• STATED EXERCISE
Each record must be reproduced exactly as it is shown.

• DATA TO PROCESS

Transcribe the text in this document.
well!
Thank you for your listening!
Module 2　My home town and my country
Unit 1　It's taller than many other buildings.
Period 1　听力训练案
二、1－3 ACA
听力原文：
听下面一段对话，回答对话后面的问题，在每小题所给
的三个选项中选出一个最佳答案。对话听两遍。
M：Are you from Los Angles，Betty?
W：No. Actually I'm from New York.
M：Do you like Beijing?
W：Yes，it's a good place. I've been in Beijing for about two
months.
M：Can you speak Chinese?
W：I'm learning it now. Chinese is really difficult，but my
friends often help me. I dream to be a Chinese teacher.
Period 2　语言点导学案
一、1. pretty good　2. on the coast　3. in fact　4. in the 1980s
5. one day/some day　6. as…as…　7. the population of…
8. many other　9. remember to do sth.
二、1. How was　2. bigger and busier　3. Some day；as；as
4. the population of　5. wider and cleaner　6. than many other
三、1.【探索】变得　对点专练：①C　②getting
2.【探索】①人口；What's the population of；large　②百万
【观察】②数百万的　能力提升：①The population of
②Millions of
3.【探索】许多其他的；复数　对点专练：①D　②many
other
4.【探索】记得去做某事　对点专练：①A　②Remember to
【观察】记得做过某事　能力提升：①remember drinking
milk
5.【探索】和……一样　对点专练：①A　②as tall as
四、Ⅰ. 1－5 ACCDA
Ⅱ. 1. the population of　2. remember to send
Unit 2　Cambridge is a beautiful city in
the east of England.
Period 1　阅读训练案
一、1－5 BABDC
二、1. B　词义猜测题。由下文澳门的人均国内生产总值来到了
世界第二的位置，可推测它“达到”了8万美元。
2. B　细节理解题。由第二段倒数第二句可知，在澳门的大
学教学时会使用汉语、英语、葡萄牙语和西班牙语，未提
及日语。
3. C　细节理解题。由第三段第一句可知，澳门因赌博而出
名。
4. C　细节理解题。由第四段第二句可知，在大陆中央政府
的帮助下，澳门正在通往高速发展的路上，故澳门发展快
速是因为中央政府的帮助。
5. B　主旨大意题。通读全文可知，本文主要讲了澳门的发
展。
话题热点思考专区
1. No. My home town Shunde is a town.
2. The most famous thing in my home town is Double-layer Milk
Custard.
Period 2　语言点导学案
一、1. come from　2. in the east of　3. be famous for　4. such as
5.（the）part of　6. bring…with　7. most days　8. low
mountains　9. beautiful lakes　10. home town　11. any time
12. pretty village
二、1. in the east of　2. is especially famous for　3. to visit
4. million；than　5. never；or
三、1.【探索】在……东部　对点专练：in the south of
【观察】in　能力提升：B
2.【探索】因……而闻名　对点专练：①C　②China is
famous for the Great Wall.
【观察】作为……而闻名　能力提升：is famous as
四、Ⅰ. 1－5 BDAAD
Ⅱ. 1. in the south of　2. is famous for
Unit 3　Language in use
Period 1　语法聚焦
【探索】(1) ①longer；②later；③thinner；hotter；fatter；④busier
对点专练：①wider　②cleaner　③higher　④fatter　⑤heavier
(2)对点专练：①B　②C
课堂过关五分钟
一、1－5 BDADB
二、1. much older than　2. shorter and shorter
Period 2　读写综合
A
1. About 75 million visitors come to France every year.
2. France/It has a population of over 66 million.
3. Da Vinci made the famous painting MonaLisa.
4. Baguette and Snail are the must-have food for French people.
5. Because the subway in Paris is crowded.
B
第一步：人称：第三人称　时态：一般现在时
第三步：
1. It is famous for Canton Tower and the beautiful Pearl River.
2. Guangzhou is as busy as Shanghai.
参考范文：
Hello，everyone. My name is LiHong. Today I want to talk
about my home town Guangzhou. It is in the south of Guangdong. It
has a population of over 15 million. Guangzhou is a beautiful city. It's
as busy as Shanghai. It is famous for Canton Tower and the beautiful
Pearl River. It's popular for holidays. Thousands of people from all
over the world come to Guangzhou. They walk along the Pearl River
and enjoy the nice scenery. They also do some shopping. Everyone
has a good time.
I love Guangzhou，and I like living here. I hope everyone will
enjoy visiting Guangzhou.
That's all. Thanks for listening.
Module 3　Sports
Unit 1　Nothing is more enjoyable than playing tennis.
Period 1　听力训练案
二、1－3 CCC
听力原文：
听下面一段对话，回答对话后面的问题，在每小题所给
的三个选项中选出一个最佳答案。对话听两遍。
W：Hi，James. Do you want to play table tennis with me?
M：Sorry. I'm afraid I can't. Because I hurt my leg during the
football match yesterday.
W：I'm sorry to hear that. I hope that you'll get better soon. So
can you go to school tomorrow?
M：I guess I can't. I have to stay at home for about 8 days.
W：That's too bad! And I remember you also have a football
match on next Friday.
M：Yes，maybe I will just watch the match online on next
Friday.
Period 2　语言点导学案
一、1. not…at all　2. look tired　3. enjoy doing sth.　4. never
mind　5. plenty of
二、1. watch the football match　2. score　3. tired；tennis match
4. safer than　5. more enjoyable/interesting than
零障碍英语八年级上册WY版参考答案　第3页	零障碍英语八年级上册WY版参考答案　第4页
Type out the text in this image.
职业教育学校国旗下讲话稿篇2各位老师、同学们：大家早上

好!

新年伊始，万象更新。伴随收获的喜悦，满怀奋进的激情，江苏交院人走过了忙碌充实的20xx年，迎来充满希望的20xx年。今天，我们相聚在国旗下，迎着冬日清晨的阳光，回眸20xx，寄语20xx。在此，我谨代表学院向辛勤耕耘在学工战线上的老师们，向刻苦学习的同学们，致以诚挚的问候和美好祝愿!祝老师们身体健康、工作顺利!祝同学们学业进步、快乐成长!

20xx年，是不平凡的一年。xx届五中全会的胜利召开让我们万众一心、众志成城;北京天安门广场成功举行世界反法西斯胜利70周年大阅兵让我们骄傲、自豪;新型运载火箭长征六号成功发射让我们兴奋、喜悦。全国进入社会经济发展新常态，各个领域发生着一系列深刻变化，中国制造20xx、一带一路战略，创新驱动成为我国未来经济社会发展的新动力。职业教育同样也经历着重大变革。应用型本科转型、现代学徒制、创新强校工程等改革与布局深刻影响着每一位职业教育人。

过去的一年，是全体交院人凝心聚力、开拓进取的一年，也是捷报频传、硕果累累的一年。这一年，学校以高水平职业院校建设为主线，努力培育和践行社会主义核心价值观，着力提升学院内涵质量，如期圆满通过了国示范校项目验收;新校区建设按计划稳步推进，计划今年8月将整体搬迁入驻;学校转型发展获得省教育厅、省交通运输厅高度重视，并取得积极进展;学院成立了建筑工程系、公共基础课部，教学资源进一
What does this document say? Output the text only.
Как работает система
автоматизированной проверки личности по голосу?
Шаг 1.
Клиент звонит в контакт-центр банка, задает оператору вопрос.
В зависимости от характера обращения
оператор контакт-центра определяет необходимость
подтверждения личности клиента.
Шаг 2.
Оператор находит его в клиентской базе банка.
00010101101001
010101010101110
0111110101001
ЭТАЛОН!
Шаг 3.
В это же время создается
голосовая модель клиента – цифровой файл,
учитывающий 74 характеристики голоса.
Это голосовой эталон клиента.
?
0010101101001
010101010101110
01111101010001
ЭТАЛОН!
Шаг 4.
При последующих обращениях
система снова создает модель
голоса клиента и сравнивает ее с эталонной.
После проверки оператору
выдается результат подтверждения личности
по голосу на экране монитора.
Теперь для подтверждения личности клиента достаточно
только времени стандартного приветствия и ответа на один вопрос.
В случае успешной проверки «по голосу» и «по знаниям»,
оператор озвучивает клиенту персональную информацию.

• OUTPUT OF THE EXERCISE
Transcribe the text in this document.
well!
Thank you for your listening!
Module 2　My home town and my country
Unit 1　It's taller than many other buildings.
Period 1　听力训练案
二、1－3 ACA
听力原文：
听下面一段对话，回答对话后面的问题，在每小题所给
的三个选项中选出一个最佳答案。对话听两遍。
M：Are you from Los Angles，Betty?
W：No. Actually I'm from New York.
M：Do you like Beijing?
W：Yes，it's a good place. I've been in Beijing for about two
months.
M：Can you speak Chinese?
W：I'm learning it now. Chinese is really difficult，but my
friends often help me. I dream to be a Chinese teacher.
Period 2　语言点导学案
一、1. pretty good　2. on the coast　3. in fact　4. in the 1980s
5. one day/some day　6. as…as…　7. the population of…
8. many other　9. remember to do sth.
二、1. How was　2. bigger and busier　3. Some day；as；as
4. the population of　5. wider and cleaner　6. than many other
三、1.【探索】变得　对点专练：①C　②getting
2.【探索】①人口；What's the population of；large　②百万
【观察】②数百万的　能力提升：①The population of
②Millions of
3.【探索】许多其他的；复数　对点专练：①D　②many
other
4.【探索】记得去做某事　对点专练：①A　②Remember to
【观察】记得做过某事　能力提升：①remember drinking
milk
5.【探索】和……一样　对点专练：①A　②as tall as
四、Ⅰ. 1－5 ACCDA
Ⅱ. 1. the population of　2. remember to send
Unit 2　Cambridge is a beautiful city in
the east of England.
Period 1　阅读训练案
一、1－5 BABDC
二、1. B　词义猜测题。由下文澳门的人均国内生产总值来到了
世界第二的位置，可推测它“达到”了8万美元。
2. B　细节理解题。由第二段倒数第二句可知，在澳门的大
学教学时会使用汉语、英语、葡萄牙语和西班牙语，未提
及日语。
3. C　细节理解题。由第三段第一句可知，澳门因赌博而出
名。
4. C　细节理解题。由第四段第二句可知，在大陆中央政府
的帮助下，澳门正在通往高速发展的路上，故澳门发展快
速是因为中央政府的帮助。
5. B　主旨大意题。通读全文可知，本文主要讲了澳门的发
展。
话题热点思考专区
1. No. My home town Shunde is a town.
2. The most famous thing in my home town is Double-layer Milk
Custard.
Period 2　语言点导学案
一、1. come from　2. in the east of　3. be famous for　4. such as
5.（the）part of　6. bring…with　7. most days　8. low
mountains　9. beautiful lakes　10. home town　11. any time
12. pretty village
二、1. in the east of　2. is especially famous for　3. to visit
4. million；than　5. never；or
三、1.【探索】在……东部　对点专练：in the south of
【观察】in　能力提升：B
2.【探索】因……而闻名　对点专练：①C　②China is
famous for the Great Wall.
【观察】作为……而闻名　能力提升：is famous as
四、Ⅰ. 1－5 BDAAD
Ⅱ. 1. in the south of　2. is famous for
Unit 3　Language in use
Period 1　语法聚焦
【探索】(1) ①longer；②later；③thinner；hotter；fatter；④busier
对点专练：①wider　②cleaner　③higher　④fatter　⑤heavier
(2)对点专练：①B　②C
课堂过关五分钟
一、1－5 BDADB
二、1. much older than　2. shorter and shorter
Period 2　读写综合
A
1. About 75 million visitors come to France every year.
2. France/It has a population of over 66 million.
3. Da Vinci made the famous painting MonaLisa.
4. Baguette and Snail are the must-have food for French people.
5. Because the subway in Paris is crowded.
B
第一步：人称：第三人称　时态：一般现在时
第三步：
1. It is famous for Canton Tower and the beautiful Pearl River.
2. Guangzhou is as busy as Shanghai.
参考范文：
Hello，everyone. My name is LiHong. Today I want to talk
about my home town Guangzhou. It is in the south of Guangdong. It
has a population of over 15 million. Guangzhou is a beautiful city. It's
as busy as Shanghai. It is famous for Canton Tower and the beautiful
Pearl River. It's popular for holidays. Thousands of people from all
over the world come to Guangzhou. They walk along the Pearl River
and enjoy the nice scenery. They also do some shopping. Everyone
has a good time.
I love Guangzhou，and I like living here. I hope everyone will
enjoy visiting Guangzhou.
That's all. Thanks for listening.
Module 3　Sports
Unit 1　Nothing is more enjoyable than playing tennis.
Period 1　听力训练案
二、1－3 CCC
听力原文：
听下面一段对话，回答对话后面的问题，在每小题所给
的三个选项中选出一个最佳答案。对话听两遍。
W：Hi，James. Do you want to play table tennis with me?
M：Sorry. I'm afraid I can't. Because I hurt my leg during the
football match yesterday.
W：I'm sorry to hear that. I hope that you'll get better soon. So
can you go to school tomorrow?
M：I guess I can't. I have to stay at home for about 8 days.
W：That's too bad! And I remember you also have a football
match on next Friday.
M：Yes，maybe I will just watch the match online on next
Friday.
Period 2　语言点导学案
一、1. not…at all　2. look tired　3. enjoy doing sth.　4. never
mind　5. plenty of
二、1. watch the football match　2. score　3. tired；tennis match
4. safer than　5. more enjoyable/interesting than
零障碍英语八年级上册WY版参考答案　第3页	零障碍英语八年级上册WY版参考答案　第4页
Type out the text in this image.
职业教育学校国旗下讲话稿篇2各位老师、同学们：大家早上

好!

新年伊始，万象更新。伴随收获的喜悦，满怀奋进的激情，江苏交院人走过了忙碌充实的20xx年，迎来充满希望的20xx年。今天，我们相聚在国旗下，迎着冬日清晨的阳光，回眸20xx，寄语20xx。在此，我谨代表学院向辛勤耕耘在学工战线上的老师们，向刻苦学习的同学们，致以诚挚的问候和美好祝愿!祝老师们身体健康、工作顺利!祝同学们学业进步、快乐成长!

20xx年，是不平凡的一年。xx届五中全会的胜利召开让我们万众一心、众志成城;北京天安门广场成功举行世界反法西斯胜利70周年大阅兵让我们骄傲、自豪;新型运载火箭长征六号成功发射让我们兴奋、喜悦。全国进入社会经济发展新常态，各个领域发生着一系列深刻变化，中国制造20xx、一带一路战略，创新驱动成为我国未来经济社会发展的新动力。职业教育同样也经历着重大变革。应用型本科转型、现代学徒制、创新强校工程等改革与布局深刻影响着每一位职业教育人。

过去的一年，是全体交院人凝心聚力、开拓进取的一年，也是捷报频传、硕果累累的一年。这一年，学校以高水平职业院校建设为主线，努力培育和践行社会主义核心价值观，着力提升学院内涵质量，如期圆满通过了国示范校项目验收;新校区建设按计划稳步推进，计划今年8月将整体搬迁入驻;学校转型发展获得省教育厅、省交通运输厅高度重视，并取得积极进展;学院成立了建筑工程系、公共基础课部，教学资源进一
What does this document say? Output the text only.
Как работает система
автоматизированной проверки личности по голосу?
Шаг 1.
Клиент звонит в контакт-центр банка, задает оператору вопрос.
В зависимости от характера обращения
оператор контакт-центра определяет необходимость
подтверждения личности клиента.
Шаг 2.
Оператор находит его в клиентской базе банка.
00010101101001
010101010101110
0111110101001
ЭТАЛОН!
Шаг 3.
В это же время создается
голосовая модель клиента – цифровой файл,
учитывающий 74 характеристики голоса.
Это голосовой эталон клиента.
?
0010101101001
010101010101110
01111101010001
ЭТАЛОН!
Шаг 4.
При последующих обращениях
система снова создает модель
голоса клиента и сравнивает ее с эталонной.
После проверки оператору
выдается результат подтверждения личности
по голосу на экране монитора.
Теперь для подтверждения личности клиента достаточно
только времени стандартного приветствия и ответа на один вопрос.
В случае успешной проверки «по голосу» и «по знаниям»,
оператор озвучивает клиенту персональную информацию.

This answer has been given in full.